::: Exercise input

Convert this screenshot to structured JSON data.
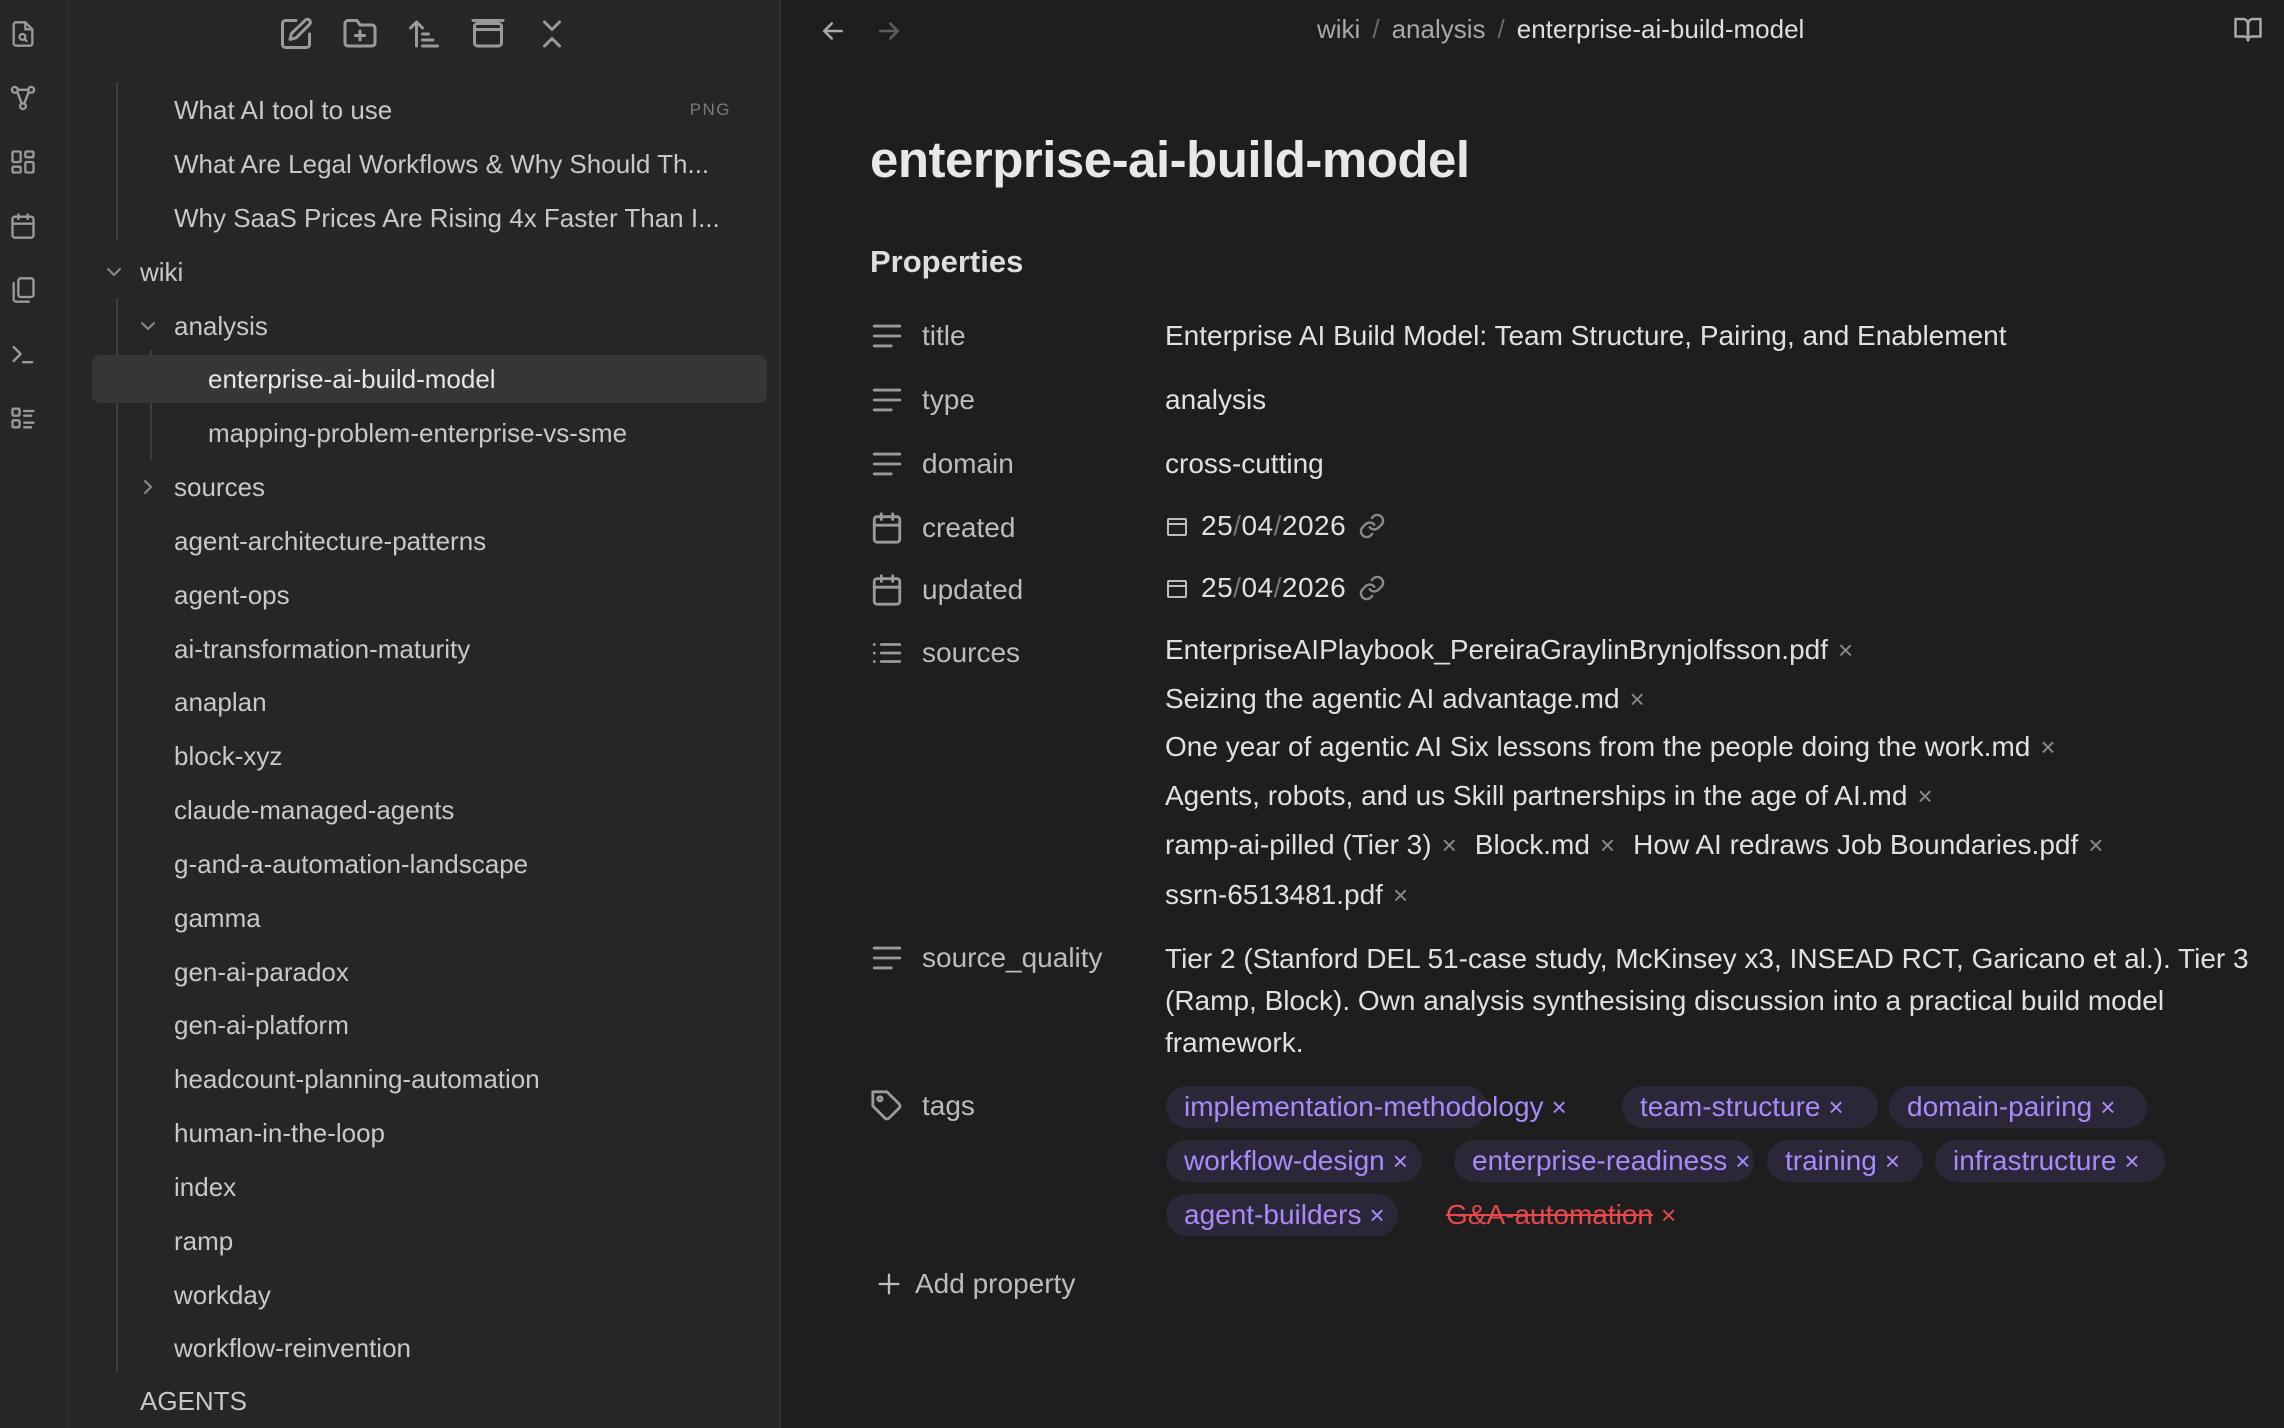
{
  "sidebar_toolbar": {
    "icons": [
      "new-note-icon",
      "new-folder-icon",
      "sort-icon",
      "auto-reveal-icon",
      "collapse-all-icon"
    ]
  },
  "ribbon": {
    "icons": [
      "quick-switcher-icon",
      "graph-view-icon",
      "canvas-icon",
      "daily-note-icon",
      "templates-icon",
      "terminal-icon",
      "bases-icon"
    ]
  },
  "tree": {
    "items": [
      {
        "label": "What AI tool to use",
        "badge": "PNG"
      },
      {
        "label": "What Are Legal Workflows & Why Should Th..."
      },
      {
        "label": "Why SaaS Prices Are Rising 4x Faster Than I..."
      },
      {
        "label": "wiki"
      },
      {
        "label": "analysis"
      },
      {
        "label": "enterprise-ai-build-model"
      },
      {
        "label": "mapping-problem-enterprise-vs-sme"
      },
      {
        "label": "sources"
      },
      {
        "label": "agent-architecture-patterns"
      },
      {
        "label": "agent-ops"
      },
      {
        "label": "ai-transformation-maturity"
      },
      {
        "label": "anaplan"
      },
      {
        "label": "block-xyz"
      },
      {
        "label": "claude-managed-agents"
      },
      {
        "label": "g-and-a-automation-landscape"
      },
      {
        "label": "gamma"
      },
      {
        "label": "gen-ai-paradox"
      },
      {
        "label": "gen-ai-platform"
      },
      {
        "label": "headcount-planning-automation"
      },
      {
        "label": "human-in-the-loop"
      },
      {
        "label": "index"
      },
      {
        "label": "ramp"
      },
      {
        "label": "workday"
      },
      {
        "label": "workflow-reinvention"
      },
      {
        "label": "AGENTS"
      }
    ]
  },
  "breadcrumb": {
    "parts": [
      "wiki",
      "analysis",
      "enterprise-ai-build-model"
    ],
    "separator": "/"
  },
  "note": {
    "title": "enterprise-ai-build-model",
    "properties_heading": "Properties",
    "properties": {
      "title": {
        "key": "title",
        "value": "Enterprise AI Build Model: Team Structure, Pairing, and Enablement"
      },
      "type": {
        "key": "type",
        "value": "analysis"
      },
      "domain": {
        "key": "domain",
        "value": "cross-cutting"
      },
      "created": {
        "key": "created",
        "day": "25",
        "month": "04",
        "year": "2026",
        "sep": "/"
      },
      "updated": {
        "key": "updated",
        "day": "25",
        "month": "04",
        "year": "2026",
        "sep": "/"
      },
      "sources": {
        "key": "sources",
        "items": [
          "EnterpriseAIPlaybook_PereiraGraylinBrynjolfsson.pdf",
          "Seizing the agentic AI advantage.md",
          "One year of agentic AI Six lessons from the people doing the work.md",
          "Agents, robots, and us Skill partnerships in the age of AI.md",
          "ramp-ai-pilled (Tier 3)",
          "Block.md",
          "How AI redraws Job Boundaries.pdf",
          "ssrn-6513481.pdf"
        ]
      },
      "source_quality": {
        "key": "source_quality",
        "value": "Tier 2 (Stanford DEL 51-case study, McKinsey x3, INSEAD RCT, Garicano et al.). Tier 3 (Ramp, Block). Own analysis synthesising discussion into a practical build model framework."
      },
      "tags": {
        "key": "tags",
        "items": [
          "implementation-methodology",
          "team-structure",
          "domain-pairing",
          "workflow-design",
          "enterprise-readiness",
          "training",
          "infrastructure",
          "agent-builders",
          "G&A-automation"
        ]
      }
    },
    "remove_glyph": "×",
    "add_property_label": "Add property"
  },
  "colors": {
    "tag_text": "#a88bfa",
    "tag_bg": "#2c2738",
    "invalid_tag": "#e5484d",
    "active_item_bg": "#363636"
  }
}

::::::

= Objective =
Make a list of all lines in the data that contain "agentic".

= Final result =
          "Seizing the agentic AI advantage.md",
          "One year of agentic AI Six lessons from the people doing the work.md",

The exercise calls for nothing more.